The problem ▸ State how many lines of the entries below hold the word "véhicule"; reply with nothing but the number.
--- start of Available records ---
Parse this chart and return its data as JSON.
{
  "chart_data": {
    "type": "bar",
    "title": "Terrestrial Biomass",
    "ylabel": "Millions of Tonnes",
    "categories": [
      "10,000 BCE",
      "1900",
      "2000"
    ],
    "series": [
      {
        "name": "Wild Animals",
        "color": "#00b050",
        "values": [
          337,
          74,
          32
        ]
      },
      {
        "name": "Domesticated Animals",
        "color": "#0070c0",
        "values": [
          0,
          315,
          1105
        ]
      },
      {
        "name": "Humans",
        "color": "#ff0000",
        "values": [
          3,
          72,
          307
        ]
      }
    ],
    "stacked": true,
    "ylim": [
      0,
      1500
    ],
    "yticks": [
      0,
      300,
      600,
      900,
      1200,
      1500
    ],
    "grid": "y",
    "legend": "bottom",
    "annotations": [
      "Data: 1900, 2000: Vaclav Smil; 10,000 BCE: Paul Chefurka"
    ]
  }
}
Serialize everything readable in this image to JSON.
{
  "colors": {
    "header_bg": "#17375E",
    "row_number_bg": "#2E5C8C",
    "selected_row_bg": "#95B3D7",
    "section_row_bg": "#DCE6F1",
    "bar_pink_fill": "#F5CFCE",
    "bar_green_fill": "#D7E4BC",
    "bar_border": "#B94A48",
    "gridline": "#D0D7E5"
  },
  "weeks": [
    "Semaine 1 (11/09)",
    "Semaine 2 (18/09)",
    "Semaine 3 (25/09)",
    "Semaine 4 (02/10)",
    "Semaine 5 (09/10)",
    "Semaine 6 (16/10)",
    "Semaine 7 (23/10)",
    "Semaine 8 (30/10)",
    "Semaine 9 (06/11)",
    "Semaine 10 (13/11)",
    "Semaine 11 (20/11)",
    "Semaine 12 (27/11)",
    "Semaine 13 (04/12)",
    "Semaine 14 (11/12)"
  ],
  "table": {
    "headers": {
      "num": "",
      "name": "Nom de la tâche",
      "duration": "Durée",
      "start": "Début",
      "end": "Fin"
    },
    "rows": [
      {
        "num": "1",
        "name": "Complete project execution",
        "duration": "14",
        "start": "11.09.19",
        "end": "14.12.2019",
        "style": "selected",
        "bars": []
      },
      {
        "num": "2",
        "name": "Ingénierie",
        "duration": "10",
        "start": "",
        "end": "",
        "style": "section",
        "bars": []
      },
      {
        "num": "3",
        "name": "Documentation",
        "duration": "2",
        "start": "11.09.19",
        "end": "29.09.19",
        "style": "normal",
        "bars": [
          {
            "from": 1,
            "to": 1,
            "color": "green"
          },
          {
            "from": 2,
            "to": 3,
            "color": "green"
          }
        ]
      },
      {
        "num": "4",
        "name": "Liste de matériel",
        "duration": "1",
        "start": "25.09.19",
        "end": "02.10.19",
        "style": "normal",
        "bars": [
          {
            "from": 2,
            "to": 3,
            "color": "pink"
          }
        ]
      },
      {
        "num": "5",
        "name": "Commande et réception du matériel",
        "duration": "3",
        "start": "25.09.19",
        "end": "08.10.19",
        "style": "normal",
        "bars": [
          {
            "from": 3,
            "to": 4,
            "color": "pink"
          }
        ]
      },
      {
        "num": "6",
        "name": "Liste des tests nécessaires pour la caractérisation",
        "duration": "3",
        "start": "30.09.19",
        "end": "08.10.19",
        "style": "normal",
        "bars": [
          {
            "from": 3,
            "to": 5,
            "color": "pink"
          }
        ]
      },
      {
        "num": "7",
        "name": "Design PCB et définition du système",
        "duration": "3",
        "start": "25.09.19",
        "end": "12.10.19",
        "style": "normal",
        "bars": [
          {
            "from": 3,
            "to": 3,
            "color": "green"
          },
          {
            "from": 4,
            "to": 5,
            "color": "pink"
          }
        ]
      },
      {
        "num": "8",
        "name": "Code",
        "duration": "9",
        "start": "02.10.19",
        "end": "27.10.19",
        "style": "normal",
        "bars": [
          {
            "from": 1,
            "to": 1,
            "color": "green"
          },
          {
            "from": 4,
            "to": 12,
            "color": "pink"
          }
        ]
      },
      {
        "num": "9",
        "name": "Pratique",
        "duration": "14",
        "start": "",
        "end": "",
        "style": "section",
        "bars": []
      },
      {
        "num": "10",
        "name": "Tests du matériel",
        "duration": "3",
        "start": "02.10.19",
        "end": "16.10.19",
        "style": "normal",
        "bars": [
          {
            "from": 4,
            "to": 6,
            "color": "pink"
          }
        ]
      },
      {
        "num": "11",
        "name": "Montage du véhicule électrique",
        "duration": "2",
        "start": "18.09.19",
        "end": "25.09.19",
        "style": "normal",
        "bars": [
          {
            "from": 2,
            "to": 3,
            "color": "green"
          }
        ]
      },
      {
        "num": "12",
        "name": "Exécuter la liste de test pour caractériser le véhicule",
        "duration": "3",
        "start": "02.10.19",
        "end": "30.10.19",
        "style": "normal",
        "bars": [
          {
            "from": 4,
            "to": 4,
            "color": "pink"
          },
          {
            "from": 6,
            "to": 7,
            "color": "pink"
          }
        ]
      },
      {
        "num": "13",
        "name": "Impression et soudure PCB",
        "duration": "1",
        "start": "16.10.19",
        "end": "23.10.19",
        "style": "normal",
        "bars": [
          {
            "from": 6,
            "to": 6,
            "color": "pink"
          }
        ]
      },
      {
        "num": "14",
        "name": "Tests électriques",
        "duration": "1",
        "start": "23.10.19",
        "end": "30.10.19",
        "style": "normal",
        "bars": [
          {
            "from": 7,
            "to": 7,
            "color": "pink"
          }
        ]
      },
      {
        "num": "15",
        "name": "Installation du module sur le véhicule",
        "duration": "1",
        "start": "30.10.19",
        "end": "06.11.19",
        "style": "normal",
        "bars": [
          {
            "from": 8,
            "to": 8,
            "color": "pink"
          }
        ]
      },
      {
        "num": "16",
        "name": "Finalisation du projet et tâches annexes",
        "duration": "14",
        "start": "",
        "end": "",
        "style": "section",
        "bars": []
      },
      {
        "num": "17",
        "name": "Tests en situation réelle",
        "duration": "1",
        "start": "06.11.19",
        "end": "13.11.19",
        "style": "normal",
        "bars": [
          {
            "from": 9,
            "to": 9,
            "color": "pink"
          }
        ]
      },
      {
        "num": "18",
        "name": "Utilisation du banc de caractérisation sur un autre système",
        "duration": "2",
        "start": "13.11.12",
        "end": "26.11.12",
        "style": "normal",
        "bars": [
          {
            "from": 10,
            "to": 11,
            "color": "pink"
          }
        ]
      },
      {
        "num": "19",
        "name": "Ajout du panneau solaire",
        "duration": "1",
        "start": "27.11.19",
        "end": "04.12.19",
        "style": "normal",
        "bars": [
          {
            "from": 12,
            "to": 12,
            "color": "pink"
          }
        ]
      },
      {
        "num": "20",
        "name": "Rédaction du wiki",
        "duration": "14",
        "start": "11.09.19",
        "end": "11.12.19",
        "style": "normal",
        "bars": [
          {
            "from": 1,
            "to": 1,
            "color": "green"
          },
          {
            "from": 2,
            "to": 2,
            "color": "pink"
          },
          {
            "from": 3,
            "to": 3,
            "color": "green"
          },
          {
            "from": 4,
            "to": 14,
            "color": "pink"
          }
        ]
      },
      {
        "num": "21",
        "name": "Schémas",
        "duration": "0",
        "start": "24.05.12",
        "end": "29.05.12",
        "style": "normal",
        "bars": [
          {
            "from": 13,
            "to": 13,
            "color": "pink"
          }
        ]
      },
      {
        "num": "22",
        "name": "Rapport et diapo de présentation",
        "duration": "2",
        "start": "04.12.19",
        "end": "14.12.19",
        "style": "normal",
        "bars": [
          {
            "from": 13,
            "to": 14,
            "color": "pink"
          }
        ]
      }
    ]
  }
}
--- end of Available records ---
Problem solution ▸ 3